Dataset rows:
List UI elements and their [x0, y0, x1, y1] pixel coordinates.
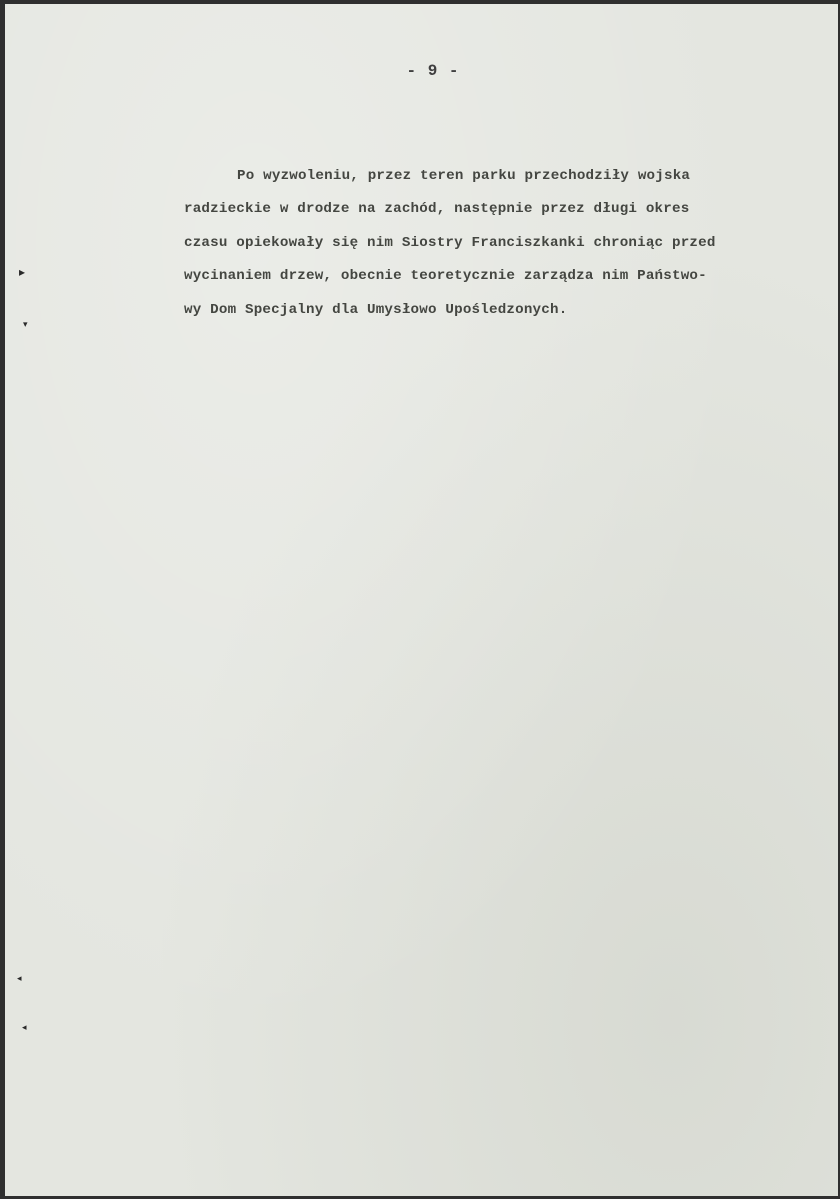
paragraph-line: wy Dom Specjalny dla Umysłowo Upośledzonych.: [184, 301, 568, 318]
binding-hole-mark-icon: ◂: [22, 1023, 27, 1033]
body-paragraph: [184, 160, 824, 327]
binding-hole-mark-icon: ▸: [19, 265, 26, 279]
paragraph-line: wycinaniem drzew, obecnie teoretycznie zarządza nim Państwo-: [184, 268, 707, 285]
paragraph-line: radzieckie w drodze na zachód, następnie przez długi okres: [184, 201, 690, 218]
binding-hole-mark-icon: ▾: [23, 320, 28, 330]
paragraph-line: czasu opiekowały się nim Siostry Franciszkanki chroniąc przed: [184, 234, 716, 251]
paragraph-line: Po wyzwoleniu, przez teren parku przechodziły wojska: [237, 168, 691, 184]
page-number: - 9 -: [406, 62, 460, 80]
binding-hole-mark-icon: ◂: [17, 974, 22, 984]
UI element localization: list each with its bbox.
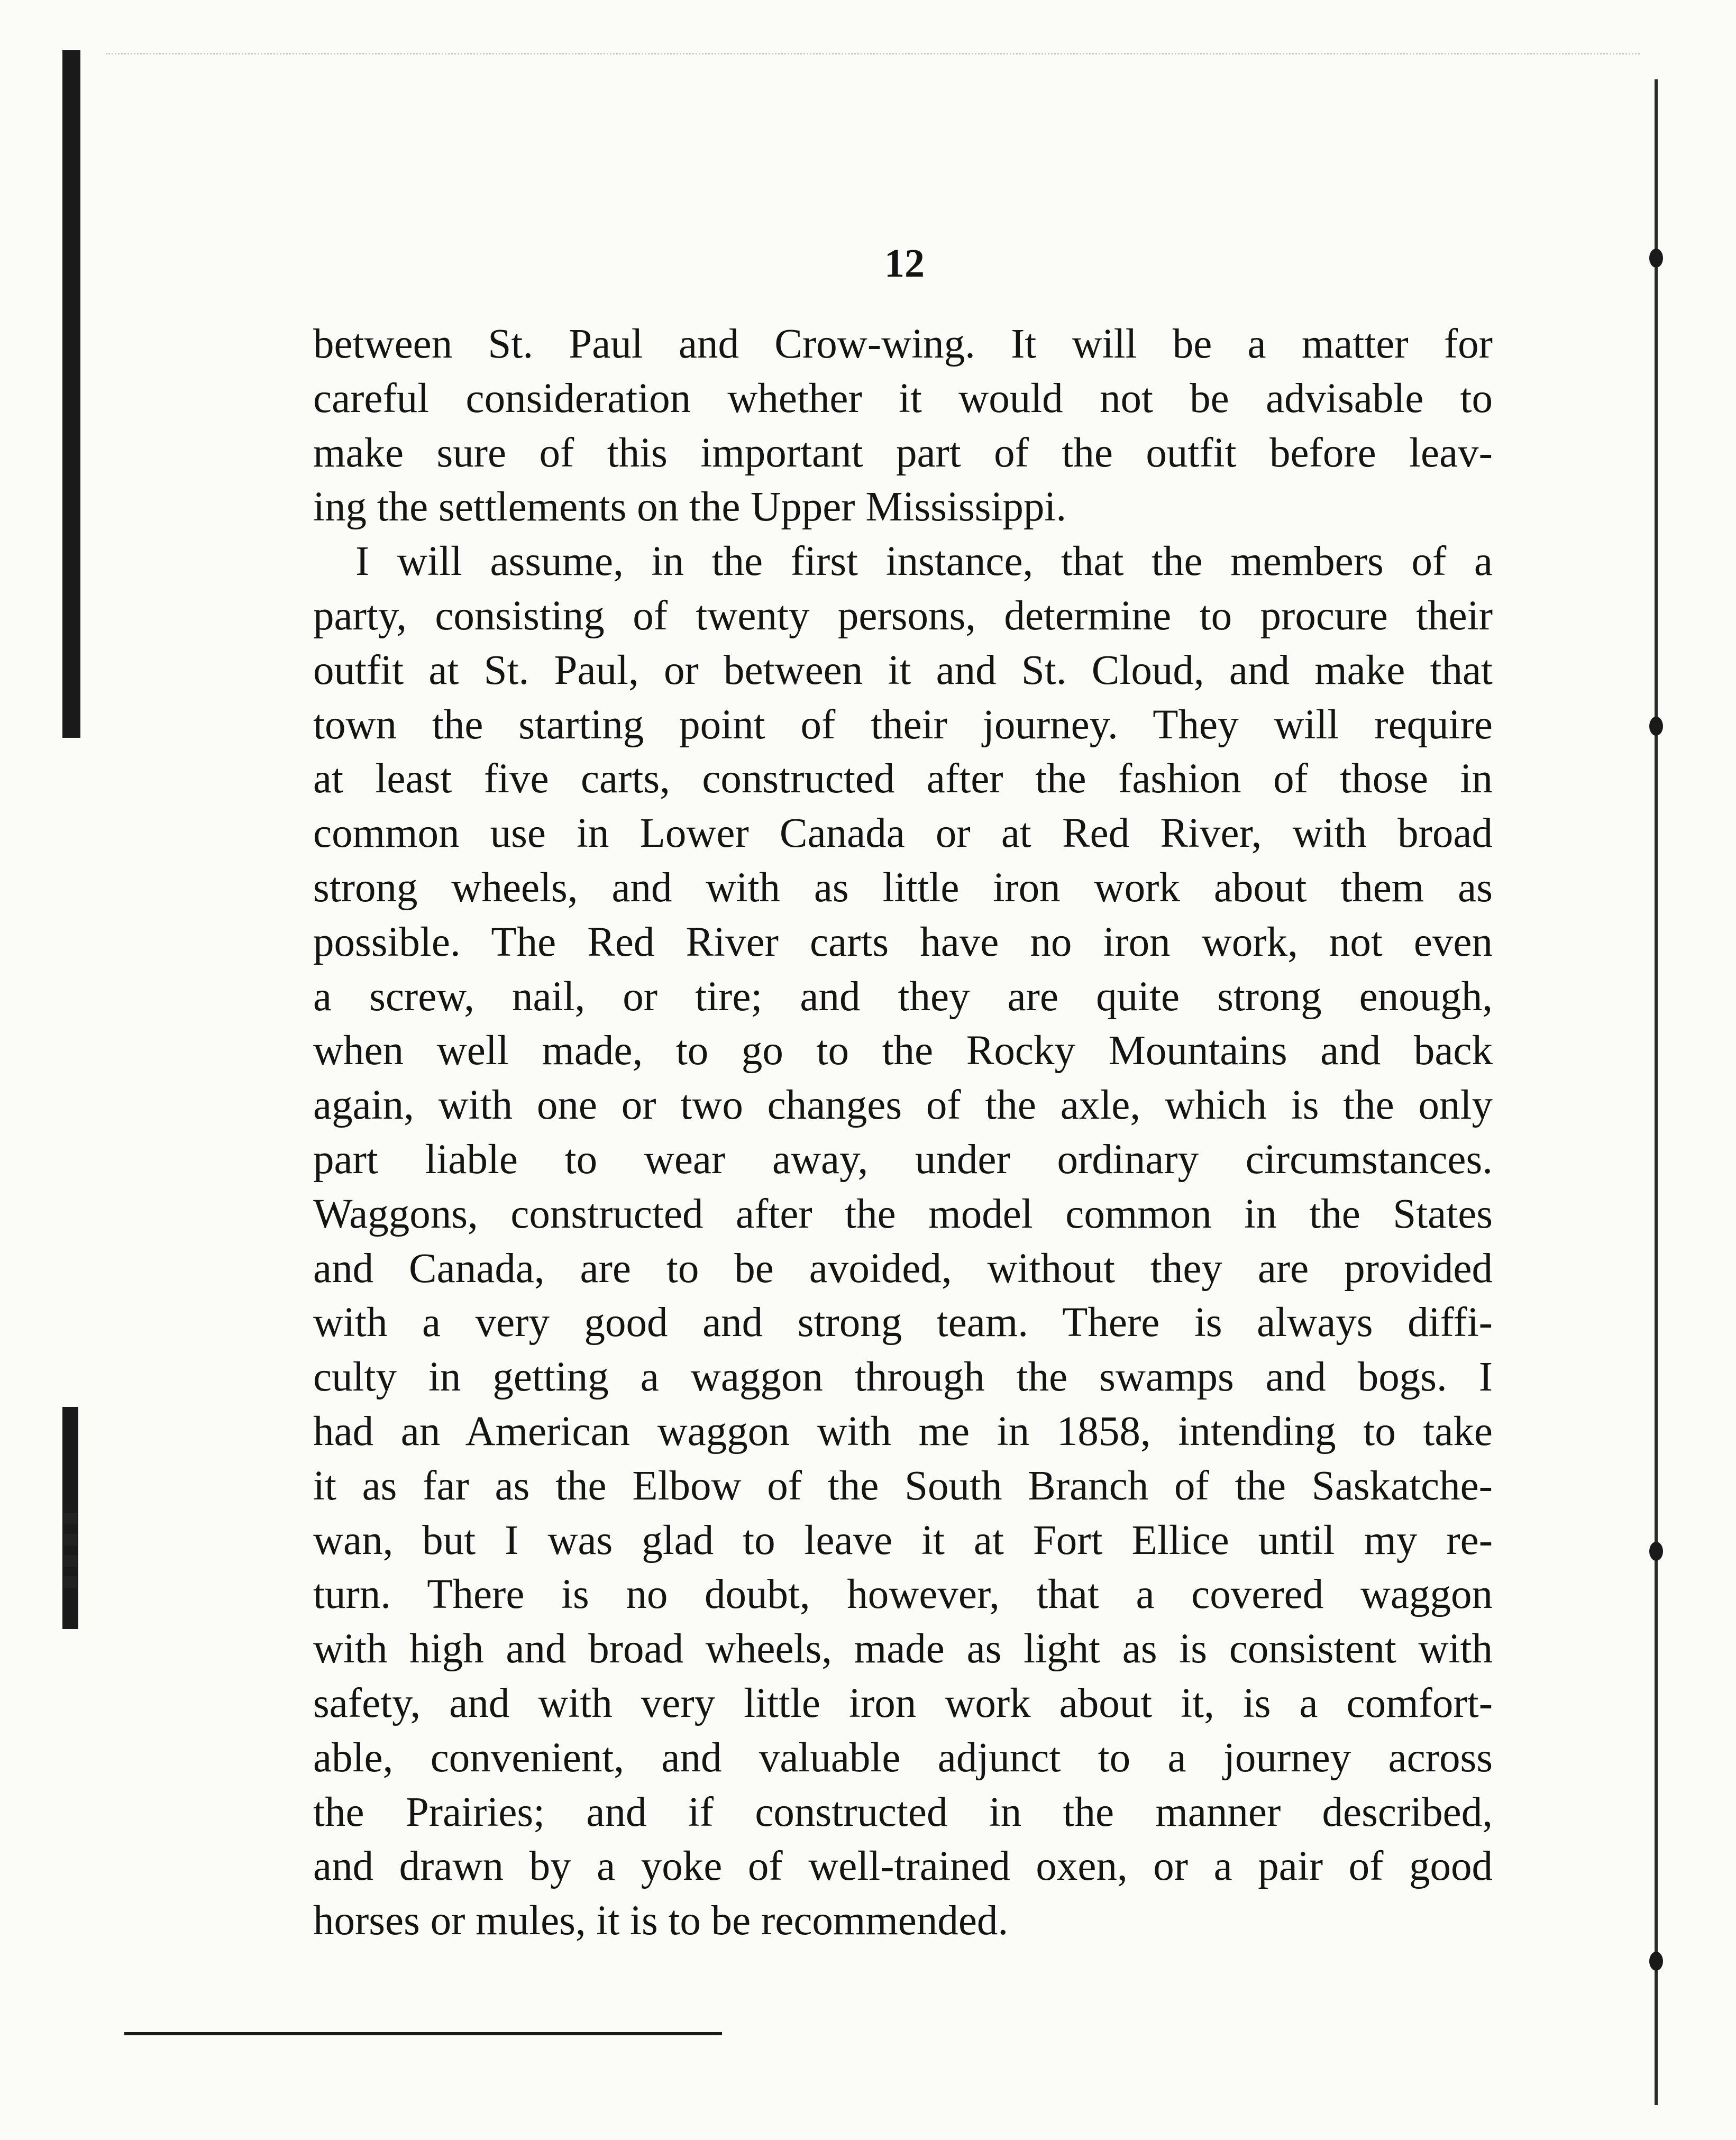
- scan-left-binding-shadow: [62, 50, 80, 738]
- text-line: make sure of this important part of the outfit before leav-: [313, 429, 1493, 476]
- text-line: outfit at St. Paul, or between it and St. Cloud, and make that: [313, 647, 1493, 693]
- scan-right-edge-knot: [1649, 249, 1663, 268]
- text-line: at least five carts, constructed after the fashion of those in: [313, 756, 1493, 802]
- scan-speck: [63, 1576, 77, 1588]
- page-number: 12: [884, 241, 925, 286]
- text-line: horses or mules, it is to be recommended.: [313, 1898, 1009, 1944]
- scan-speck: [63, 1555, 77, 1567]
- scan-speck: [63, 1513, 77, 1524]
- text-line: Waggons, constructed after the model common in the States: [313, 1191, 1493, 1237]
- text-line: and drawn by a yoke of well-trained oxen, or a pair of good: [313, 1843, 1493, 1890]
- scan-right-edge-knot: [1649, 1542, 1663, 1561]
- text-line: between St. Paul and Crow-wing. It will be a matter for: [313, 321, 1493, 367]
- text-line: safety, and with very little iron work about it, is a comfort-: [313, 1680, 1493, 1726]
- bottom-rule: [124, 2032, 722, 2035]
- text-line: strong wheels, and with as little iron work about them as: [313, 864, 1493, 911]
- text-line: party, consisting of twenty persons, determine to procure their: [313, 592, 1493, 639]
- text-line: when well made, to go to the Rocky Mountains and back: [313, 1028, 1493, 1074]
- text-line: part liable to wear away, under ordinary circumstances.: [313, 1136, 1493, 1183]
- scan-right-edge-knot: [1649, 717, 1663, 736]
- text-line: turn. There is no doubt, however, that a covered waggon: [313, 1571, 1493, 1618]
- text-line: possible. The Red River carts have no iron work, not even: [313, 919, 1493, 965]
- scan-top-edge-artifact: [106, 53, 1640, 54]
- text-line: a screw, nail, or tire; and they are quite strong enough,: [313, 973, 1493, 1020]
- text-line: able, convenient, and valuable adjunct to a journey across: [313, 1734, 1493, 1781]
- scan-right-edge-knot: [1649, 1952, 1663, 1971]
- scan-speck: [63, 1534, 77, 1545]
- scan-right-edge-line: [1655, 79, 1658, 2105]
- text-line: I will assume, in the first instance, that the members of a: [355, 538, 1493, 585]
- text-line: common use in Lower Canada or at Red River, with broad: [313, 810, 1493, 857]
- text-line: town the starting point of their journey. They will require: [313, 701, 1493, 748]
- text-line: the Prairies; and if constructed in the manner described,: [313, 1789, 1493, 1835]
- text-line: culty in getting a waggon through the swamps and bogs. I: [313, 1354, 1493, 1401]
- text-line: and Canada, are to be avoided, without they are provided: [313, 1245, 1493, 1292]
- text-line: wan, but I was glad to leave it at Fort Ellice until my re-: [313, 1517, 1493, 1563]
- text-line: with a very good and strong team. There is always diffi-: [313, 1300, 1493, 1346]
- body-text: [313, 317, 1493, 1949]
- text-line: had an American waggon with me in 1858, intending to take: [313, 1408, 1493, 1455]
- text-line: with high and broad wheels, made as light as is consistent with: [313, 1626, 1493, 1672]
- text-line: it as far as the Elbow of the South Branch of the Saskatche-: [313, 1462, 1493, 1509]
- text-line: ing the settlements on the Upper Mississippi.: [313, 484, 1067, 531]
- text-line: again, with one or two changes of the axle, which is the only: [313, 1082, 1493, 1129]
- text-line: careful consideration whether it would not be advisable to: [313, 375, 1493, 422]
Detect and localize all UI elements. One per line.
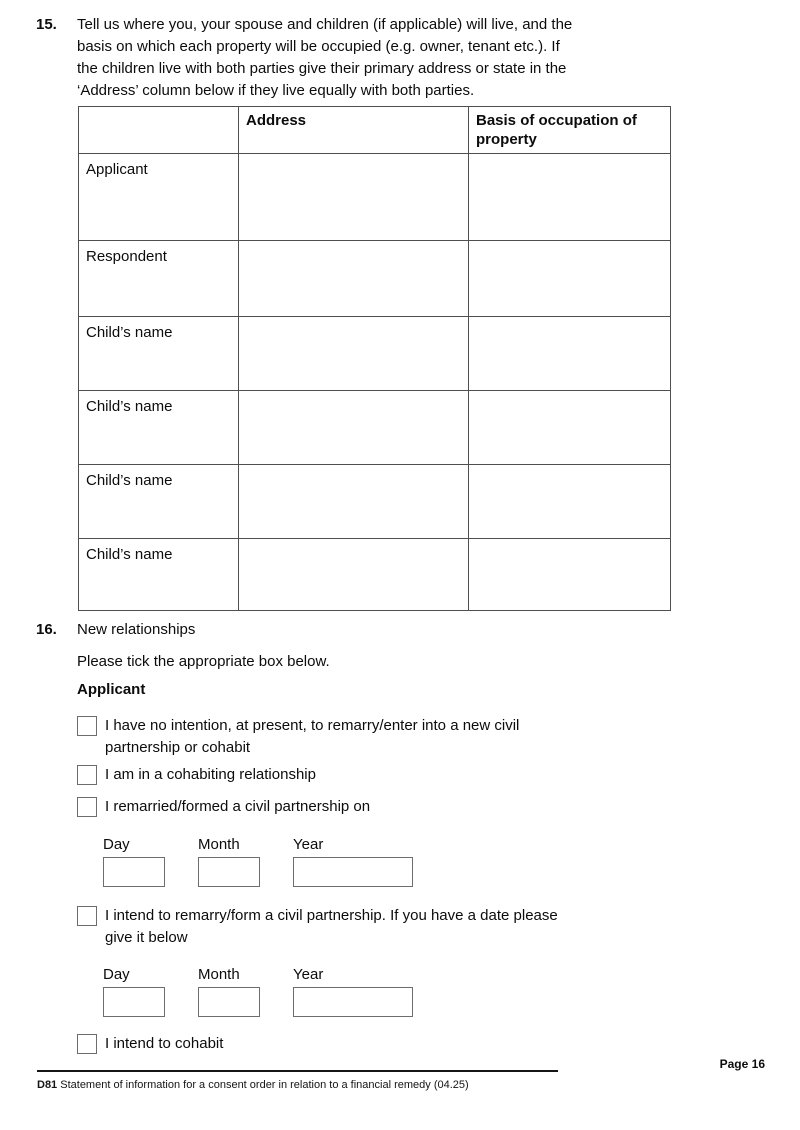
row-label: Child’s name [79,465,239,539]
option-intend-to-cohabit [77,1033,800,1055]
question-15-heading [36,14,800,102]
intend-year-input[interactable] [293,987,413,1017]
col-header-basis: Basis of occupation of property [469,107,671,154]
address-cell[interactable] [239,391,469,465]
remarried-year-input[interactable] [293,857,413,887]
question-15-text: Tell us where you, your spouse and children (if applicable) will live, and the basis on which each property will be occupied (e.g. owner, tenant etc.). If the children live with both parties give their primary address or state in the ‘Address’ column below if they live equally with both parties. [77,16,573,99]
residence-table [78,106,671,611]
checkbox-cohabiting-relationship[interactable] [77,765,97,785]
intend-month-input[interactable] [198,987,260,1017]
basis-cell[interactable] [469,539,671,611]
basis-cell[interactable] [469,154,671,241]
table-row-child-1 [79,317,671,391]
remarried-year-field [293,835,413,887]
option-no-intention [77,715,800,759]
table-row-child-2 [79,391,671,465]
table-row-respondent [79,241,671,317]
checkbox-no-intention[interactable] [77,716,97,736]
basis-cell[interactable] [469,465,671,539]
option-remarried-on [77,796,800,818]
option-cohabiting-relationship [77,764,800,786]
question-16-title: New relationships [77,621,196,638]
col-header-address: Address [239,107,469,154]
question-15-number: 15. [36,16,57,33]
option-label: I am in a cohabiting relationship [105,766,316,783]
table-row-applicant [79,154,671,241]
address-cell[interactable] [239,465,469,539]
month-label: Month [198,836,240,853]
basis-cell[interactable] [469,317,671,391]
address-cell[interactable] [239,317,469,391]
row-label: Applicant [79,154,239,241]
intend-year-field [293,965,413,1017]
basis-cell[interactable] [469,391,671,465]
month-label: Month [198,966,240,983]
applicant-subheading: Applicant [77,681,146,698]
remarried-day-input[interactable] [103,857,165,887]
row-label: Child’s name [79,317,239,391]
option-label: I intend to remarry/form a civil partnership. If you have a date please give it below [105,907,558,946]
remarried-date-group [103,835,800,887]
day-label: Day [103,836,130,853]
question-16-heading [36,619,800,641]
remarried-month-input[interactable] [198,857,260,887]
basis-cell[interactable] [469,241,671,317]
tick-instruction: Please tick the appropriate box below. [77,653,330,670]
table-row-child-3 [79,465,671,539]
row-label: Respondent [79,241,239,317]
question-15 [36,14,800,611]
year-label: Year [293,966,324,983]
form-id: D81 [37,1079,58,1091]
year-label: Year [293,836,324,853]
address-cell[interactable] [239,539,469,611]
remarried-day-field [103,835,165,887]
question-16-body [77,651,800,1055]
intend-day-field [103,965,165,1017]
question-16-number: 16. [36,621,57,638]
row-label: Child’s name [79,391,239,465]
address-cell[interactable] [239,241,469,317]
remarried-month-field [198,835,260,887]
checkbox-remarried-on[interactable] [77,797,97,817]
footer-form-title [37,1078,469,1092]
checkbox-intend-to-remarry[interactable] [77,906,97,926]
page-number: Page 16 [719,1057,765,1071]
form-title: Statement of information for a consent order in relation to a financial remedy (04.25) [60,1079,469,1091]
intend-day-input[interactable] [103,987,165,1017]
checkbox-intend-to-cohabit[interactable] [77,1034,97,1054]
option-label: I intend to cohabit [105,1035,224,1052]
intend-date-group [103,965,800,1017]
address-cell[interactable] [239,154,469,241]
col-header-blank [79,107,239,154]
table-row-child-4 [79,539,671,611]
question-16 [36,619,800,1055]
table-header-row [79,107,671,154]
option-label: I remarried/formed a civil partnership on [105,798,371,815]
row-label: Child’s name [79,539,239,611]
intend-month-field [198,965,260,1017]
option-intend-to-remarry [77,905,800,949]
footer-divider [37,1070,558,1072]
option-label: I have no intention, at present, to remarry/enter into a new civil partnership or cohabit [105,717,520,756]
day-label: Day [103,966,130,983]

What you need to do:
Reproduce the stretch of lines from the one containing "row-label: Child’s name [79,465,239,539]" through the one containing "remarried-year-input[interactable] [293,857,413,887]", both ends included.

Answer to the exercise:
row-label: Child’s name [79,465,239,539]
option-intend-to-cohabit [77,1033,800,1055]
question-15-heading [36,14,800,102]
intend-year-input[interactable] [293,987,413,1017]
col-header-basis: Basis of occupation of property [469,107,671,154]
address-cell[interactable] [239,391,469,465]
remarried-year-input[interactable] [293,857,413,887]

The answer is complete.